Items listed in a dataset:
>>>
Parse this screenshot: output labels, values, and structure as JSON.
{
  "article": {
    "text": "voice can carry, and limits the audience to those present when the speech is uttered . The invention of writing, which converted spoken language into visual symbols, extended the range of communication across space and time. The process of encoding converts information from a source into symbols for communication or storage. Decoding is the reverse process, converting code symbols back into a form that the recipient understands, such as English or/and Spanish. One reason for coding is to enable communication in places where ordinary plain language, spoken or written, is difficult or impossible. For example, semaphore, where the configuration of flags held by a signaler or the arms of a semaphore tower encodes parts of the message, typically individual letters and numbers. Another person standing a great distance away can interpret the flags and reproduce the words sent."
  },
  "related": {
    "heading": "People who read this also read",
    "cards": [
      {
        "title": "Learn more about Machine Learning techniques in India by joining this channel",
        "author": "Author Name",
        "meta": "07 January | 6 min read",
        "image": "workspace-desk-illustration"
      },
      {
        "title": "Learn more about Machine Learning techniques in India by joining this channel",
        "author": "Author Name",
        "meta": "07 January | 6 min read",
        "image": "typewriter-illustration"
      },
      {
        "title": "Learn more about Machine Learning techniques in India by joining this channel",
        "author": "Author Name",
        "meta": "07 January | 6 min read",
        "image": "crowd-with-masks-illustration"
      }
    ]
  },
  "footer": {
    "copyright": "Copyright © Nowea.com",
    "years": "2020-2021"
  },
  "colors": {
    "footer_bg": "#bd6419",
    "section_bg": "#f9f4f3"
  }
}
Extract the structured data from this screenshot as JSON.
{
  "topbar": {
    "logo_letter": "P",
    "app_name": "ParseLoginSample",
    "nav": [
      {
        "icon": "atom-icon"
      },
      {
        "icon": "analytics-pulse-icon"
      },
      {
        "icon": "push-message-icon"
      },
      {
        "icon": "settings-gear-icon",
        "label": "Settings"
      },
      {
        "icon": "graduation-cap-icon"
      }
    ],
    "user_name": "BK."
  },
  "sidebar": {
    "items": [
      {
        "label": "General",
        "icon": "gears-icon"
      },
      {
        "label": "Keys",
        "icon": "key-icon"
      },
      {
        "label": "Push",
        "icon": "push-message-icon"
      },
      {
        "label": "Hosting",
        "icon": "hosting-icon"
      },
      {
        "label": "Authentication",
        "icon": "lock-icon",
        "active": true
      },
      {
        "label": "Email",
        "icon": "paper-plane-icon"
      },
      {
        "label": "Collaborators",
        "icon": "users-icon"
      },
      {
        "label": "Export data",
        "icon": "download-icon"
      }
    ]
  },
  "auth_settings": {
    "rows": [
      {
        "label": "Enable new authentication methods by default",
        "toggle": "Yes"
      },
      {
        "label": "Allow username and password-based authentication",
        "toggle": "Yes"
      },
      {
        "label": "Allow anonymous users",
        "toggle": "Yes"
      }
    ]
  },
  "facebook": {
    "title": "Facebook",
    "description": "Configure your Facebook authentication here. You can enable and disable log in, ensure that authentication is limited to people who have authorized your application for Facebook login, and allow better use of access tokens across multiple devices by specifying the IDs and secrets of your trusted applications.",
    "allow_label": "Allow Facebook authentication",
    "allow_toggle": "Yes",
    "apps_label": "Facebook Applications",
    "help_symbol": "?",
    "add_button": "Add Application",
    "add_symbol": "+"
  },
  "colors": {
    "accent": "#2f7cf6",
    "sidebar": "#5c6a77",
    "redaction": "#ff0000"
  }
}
<<<
### Task description:
Give the count of lines in the data above that hold the string "JSON", with no additional words.

### Problem solution:
2